_Request_
Quote the lines below exactly, from the one that holds "Extract all readable text from this page." through the final line of the records, and only those.

[A run of records]

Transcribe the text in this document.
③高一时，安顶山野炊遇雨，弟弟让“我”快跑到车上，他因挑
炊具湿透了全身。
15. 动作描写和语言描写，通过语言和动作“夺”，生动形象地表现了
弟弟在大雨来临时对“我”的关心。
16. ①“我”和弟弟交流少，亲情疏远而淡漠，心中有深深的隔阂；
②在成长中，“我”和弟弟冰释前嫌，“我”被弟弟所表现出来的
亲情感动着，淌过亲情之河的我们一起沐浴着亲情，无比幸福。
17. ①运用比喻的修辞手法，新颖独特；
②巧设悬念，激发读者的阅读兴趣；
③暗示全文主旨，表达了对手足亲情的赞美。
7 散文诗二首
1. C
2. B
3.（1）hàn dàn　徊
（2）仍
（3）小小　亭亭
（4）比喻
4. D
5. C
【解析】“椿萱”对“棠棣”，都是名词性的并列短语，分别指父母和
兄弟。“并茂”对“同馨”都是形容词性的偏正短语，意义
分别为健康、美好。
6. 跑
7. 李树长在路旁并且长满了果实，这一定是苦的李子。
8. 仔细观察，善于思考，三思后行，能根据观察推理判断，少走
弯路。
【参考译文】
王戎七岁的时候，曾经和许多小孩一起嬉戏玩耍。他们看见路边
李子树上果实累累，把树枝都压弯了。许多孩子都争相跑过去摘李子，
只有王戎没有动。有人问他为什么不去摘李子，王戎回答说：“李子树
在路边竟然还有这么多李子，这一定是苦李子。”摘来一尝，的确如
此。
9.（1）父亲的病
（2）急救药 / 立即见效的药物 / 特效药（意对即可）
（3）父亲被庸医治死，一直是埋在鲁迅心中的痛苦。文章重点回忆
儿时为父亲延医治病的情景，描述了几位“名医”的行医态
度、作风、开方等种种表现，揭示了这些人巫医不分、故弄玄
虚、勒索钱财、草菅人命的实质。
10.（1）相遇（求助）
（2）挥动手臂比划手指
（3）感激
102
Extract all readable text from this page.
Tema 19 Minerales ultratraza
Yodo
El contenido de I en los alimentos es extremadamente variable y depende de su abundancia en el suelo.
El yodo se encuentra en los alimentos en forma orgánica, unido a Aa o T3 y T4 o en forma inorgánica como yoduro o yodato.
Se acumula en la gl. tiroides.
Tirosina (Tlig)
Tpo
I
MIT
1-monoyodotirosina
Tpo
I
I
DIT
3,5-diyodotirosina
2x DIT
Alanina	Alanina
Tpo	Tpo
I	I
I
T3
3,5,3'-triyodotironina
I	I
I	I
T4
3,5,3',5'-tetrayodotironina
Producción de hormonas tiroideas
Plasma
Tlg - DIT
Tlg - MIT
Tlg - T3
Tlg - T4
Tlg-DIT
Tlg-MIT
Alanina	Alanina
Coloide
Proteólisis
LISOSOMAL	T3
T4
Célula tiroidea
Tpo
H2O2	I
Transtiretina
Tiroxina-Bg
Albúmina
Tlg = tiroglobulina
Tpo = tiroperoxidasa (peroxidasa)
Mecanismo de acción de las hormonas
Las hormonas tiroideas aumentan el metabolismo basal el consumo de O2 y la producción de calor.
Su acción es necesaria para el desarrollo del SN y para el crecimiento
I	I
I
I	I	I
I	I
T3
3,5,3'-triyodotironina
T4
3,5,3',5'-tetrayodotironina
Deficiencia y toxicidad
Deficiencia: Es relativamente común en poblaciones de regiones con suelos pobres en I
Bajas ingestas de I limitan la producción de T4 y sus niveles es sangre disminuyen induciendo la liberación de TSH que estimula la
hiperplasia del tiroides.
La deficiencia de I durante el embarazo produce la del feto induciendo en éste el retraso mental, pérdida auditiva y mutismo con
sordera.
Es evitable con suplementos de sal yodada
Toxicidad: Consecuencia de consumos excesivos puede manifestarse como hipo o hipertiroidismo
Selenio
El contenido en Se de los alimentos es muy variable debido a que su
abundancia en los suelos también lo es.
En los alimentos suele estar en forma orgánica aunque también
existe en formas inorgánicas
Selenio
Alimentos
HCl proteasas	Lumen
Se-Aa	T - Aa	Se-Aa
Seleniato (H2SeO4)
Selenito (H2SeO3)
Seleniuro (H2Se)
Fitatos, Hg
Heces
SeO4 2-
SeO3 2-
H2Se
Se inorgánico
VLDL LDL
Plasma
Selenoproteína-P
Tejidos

_Output of the task_
Extract all readable text from this page.
Tema 19 Minerales ultratraza
Yodo
El contenido de I en los alimentos es extremadamente variable y depende de su abundancia en el suelo.
El yodo se encuentra en los alimentos en forma orgánica, unido a Aa o T3 y T4 o en forma inorgánica como yoduro o yodato.
Se acumula en la gl. tiroides.
Tirosina (Tlig)
Tpo
I
MIT
1-monoyodotirosina
Tpo
I
I
DIT
3,5-diyodotirosina
2x DIT
Alanina	Alanina
Tpo	Tpo
I	I
I
T3
3,5,3'-triyodotironina
I	I
I	I
T4
3,5,3',5'-tetrayodotironina
Producción de hormonas tiroideas
Plasma
Tlg - DIT
Tlg - MIT
Tlg - T3
Tlg - T4
Tlg-DIT
Tlg-MIT
Alanina	Alanina
Coloide
Proteólisis
LISOSOMAL	T3
T4
Célula tiroidea
Tpo
H2O2	I
Transtiretina
Tiroxina-Bg
Albúmina
Tlg = tiroglobulina
Tpo = tiroperoxidasa (peroxidasa)
Mecanismo de acción de las hormonas
Las hormonas tiroideas aumentan el metabolismo basal el consumo de O2 y la producción de calor.
Su acción es necesaria para el desarrollo del SN y para el crecimiento
I	I
I
I	I	I
I	I
T3
3,5,3'-triyodotironina
T4
3,5,3',5'-tetrayodotironina
Deficiencia y toxicidad
Deficiencia: Es relativamente común en poblaciones de regiones con suelos pobres en I
Bajas ingestas de I limitan la producción de T4 y sus niveles es sangre disminuyen induciendo la liberación de TSH que estimula la
hiperplasia del tiroides.
La deficiencia de I durante el embarazo produce la del feto induciendo en éste el retraso mental, pérdida auditiva y mutismo con
sordera.
Es evitable con suplementos de sal yodada
Toxicidad: Consecuencia de consumos excesivos puede manifestarse como hipo o hipertiroidismo
Selenio
El contenido en Se de los alimentos es muy variable debido a que su
abundancia en los suelos también lo es.
En los alimentos suele estar en forma orgánica aunque también
existe en formas inorgánicas
Selenio
Alimentos
HCl proteasas	Lumen
Se-Aa	T - Aa	Se-Aa
Seleniato (H2SeO4)
Selenito (H2SeO3)
Seleniuro (H2Se)
Fitatos, Hg
Heces
SeO4 2-
SeO3 2-
H2Se
Se inorgánico
VLDL LDL
Plasma
Selenoproteína-P
Tejidos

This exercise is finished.